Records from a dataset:
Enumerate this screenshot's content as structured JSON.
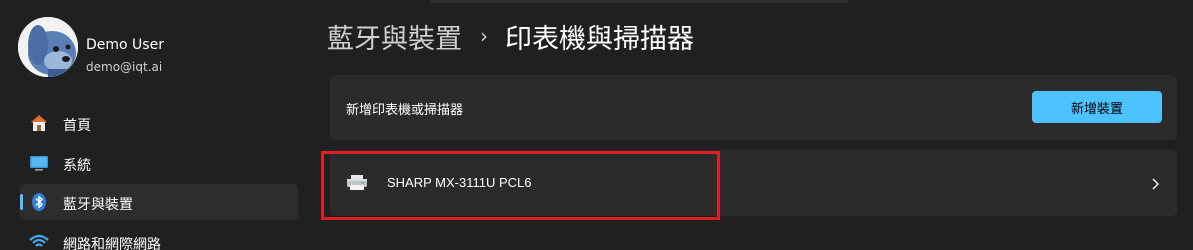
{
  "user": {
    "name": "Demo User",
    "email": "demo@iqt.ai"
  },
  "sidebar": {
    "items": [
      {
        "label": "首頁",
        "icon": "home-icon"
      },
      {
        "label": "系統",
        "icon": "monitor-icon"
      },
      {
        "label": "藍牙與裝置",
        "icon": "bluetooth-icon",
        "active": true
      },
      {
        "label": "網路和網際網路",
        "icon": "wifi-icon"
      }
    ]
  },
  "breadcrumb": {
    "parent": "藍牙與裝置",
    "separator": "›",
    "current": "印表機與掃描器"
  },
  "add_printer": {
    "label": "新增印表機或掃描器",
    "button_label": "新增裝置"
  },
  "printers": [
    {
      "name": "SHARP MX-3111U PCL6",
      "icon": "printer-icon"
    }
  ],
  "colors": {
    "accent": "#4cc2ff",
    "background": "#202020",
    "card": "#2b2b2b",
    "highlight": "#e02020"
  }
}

- **Aim of the exercise**:
Copy every line that includes the string "icon" from the material above.

- **Expected output**:
        "icon": "home-icon"
        "icon": "monitor-icon"
        "icon": "bluetooth-icon",
        "icon": "wifi-icon"
      "icon": "printer-icon"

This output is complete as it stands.